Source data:
[start]

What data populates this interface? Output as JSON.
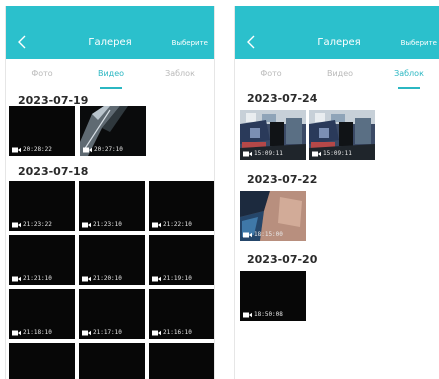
{
  "screens": [
    {
      "header": {
        "title": "Галерея",
        "select_label": "Выберите"
      },
      "tabs": [
        {
          "label": "Фото",
          "active": false
        },
        {
          "label": "Видео",
          "active": true
        },
        {
          "label": "Заблок",
          "active": false
        }
      ],
      "sections": [
        {
          "date": "2023-07-19",
          "videos": [
            "20:28:22",
            "20:27:10"
          ]
        },
        {
          "date": "2023-07-18",
          "videos": [
            "21:23:22",
            "21:23:10",
            "21:22:10",
            "21:21:10",
            "21:20:10",
            "21:19:10",
            "21:18:10",
            "21:17:10",
            "21:16:10",
            "",
            "",
            ""
          ]
        }
      ]
    },
    {
      "header": {
        "title": "Галерея",
        "select_label": "Выберите"
      },
      "tabs": [
        {
          "label": "Фото",
          "active": false
        },
        {
          "label": "Видео",
          "active": false
        },
        {
          "label": "Заблок",
          "active": true
        }
      ],
      "sections": [
        {
          "date": "2023-07-24",
          "videos": [
            "15:09:11",
            "15:09:11"
          ]
        },
        {
          "date": "2023-07-22",
          "videos": [
            "18:15:00"
          ]
        },
        {
          "date": "2023-07-20",
          "videos": [
            "18:50:08"
          ]
        }
      ]
    }
  ],
  "icons": {
    "back": "chevron-left-icon",
    "video": "video-camera-icon"
  },
  "colors": {
    "appbar": "#2bc0cc",
    "accent": "#2bb7c2",
    "thumb_bg": "#070707"
  }
}
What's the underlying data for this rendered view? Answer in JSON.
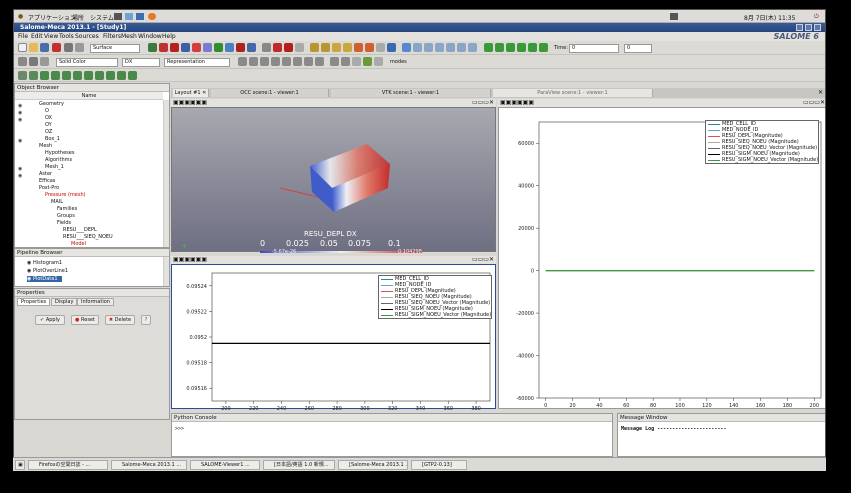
{
  "desktop": {
    "apps_menu": "アプリケーション",
    "places_menu": "場所",
    "system_menu": "システム",
    "clock": "8月 7日(木) 11:35"
  },
  "window": {
    "title": "Salome-Meca 2013.1 - [Study1]",
    "brand": "SALOME 6"
  },
  "menubar": [
    "File",
    "Edit",
    "View",
    "Tools",
    "Sources",
    "Filters",
    "Mesh",
    "Window",
    "Help"
  ],
  "toolbar": {
    "representation": "Surface",
    "solid_color": "Solid Color",
    "component": "DX",
    "rep_type": "Representation",
    "time_label": "Time:",
    "time_value": "0",
    "time_index": "0",
    "modes": "modes"
  },
  "object_browser": {
    "title": "Object Browser",
    "column": "Name",
    "items": [
      "Geometry",
      "O",
      "OX",
      "OY",
      "OZ",
      "Box_1",
      "Mesh",
      "Hypotheses",
      "Algorithms",
      "Mesh_1",
      "Aster",
      "Efficas",
      "Post-Pro",
      "Pressure (mesh)",
      "MAIL",
      "Families",
      "Groups",
      "Fields",
      "RESU___DEPL",
      "RESU___SIEQ_NOEU",
      "Model"
    ]
  },
  "pipeline_browser": {
    "title": "Pipeline Browser",
    "items": [
      "Histogram1",
      "PlotOverLine1",
      "PlotData1"
    ]
  },
  "properties": {
    "title": "Properties",
    "tabs": [
      "Properties",
      "Display",
      "Information"
    ],
    "apply": "Apply",
    "reset": "Reset",
    "delete": "Delete",
    "help": "?"
  },
  "view_tabs": [
    "Layout #1",
    "OCC scene:1 - viewer:1",
    "VTK scene:1 - viewer:1",
    "ParaView scene:1 - viewer:1"
  ],
  "scalar_bar": {
    "title": "RESU_DEPL DX",
    "ticks": [
      "0",
      "0.025",
      "0.05",
      "0.075",
      "0.1"
    ],
    "min_label": "-5.67e-26",
    "max_label": "0.104298"
  },
  "legend_entries": [
    "MED_CELL_ID",
    "MED_NODE_ID",
    "RESU_DEPL (Magnitude)",
    "RESU_SIEQ_NOEU (Magnitude)",
    "RESU_SIEQ_NOEU_Vector (Magnitude)",
    "RESU_SIGM_NOEU (Magnitude)",
    "RESU_SIGM_NOEU_Vector (Magnitude)"
  ],
  "colors": {
    "accent": "#2a4a86",
    "line_black": "#000000",
    "line_red": "#e05050",
    "line_teal": "#2b8c8c",
    "line_green": "#3d9a3d",
    "selection": "#3465a4"
  },
  "python_console": {
    "title": "Python Console",
    "prompt": ">>>"
  },
  "message_window": {
    "title": "Message Window",
    "text": "Message Log -----------------------"
  },
  "taskbar": [
    "Firefoxの空間日誌 - ...",
    "Salome-Meca 2013.1 ...",
    "SALOME-Viewer1 ...",
    "[日本語/英語 1.0 新規...",
    "[Salome-Meca 2013.1 ...",
    "[GTP2-0.13]"
  ],
  "chart_data": [
    {
      "type": "line",
      "title": "",
      "x_ticks": [
        "200",
        "220",
        "240",
        "260",
        "280",
        "300",
        "320",
        "340",
        "360",
        "380"
      ],
      "y_ticks": [
        "0.09524",
        "0.09522",
        "0.0952",
        "0.09518",
        "0.09516"
      ],
      "xlim": [
        190,
        390
      ],
      "ylim": [
        0.09515,
        0.09525
      ],
      "series": [
        {
          "name": "RESU_SIGM_NOEU_Vector (Magnitude)",
          "x": [
            190,
            390
          ],
          "y": [
            0.095195,
            0.095195
          ]
        }
      ]
    },
    {
      "type": "line",
      "title": "",
      "x_ticks": [
        "0",
        "20",
        "40",
        "60",
        "80",
        "100",
        "120",
        "140",
        "160",
        "180",
        "200"
      ],
      "y_ticks": [
        "60000",
        "40000",
        "20000",
        "0",
        "-20000",
        "-40000",
        "-60000"
      ],
      "xlim": [
        -5,
        205
      ],
      "ylim": [
        -60000,
        70000
      ],
      "series": [
        {
          "name": "MED_CELL_ID",
          "x": [
            0,
            200
          ],
          "y": [
            0,
            0
          ]
        },
        {
          "name": "RESU_SIGM_NOEU (Magnitude)",
          "x": [
            0,
            200
          ],
          "y": [
            0,
            0
          ]
        }
      ]
    }
  ]
}
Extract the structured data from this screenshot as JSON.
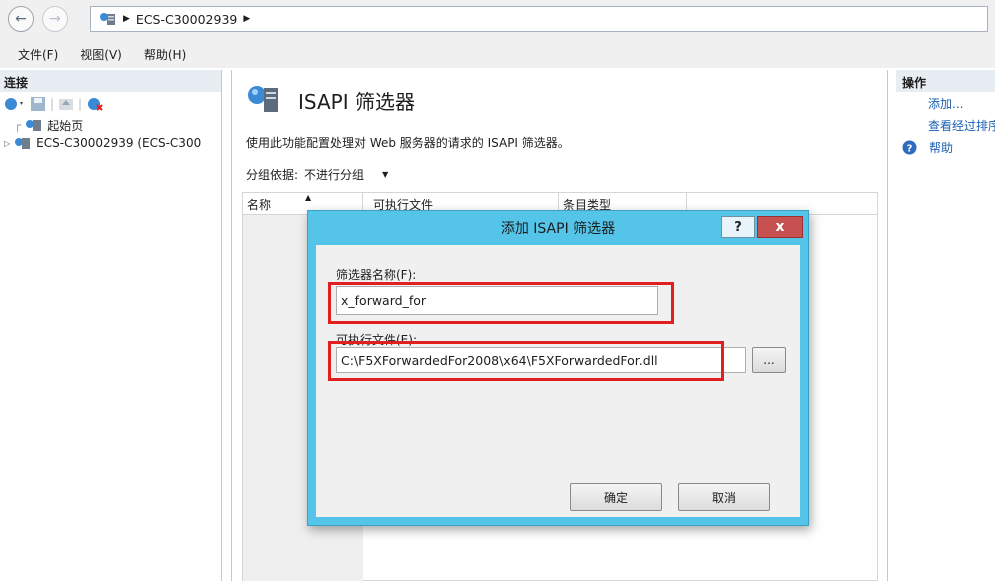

[end]

Directions: Each line with the string "scene" in it needs to be found and copied.

Solution below:
    "OCC scene:1 - viewer:1",
    "VTK scene:1 - viewer:1",
    "ParaView scene:1 - viewer:1"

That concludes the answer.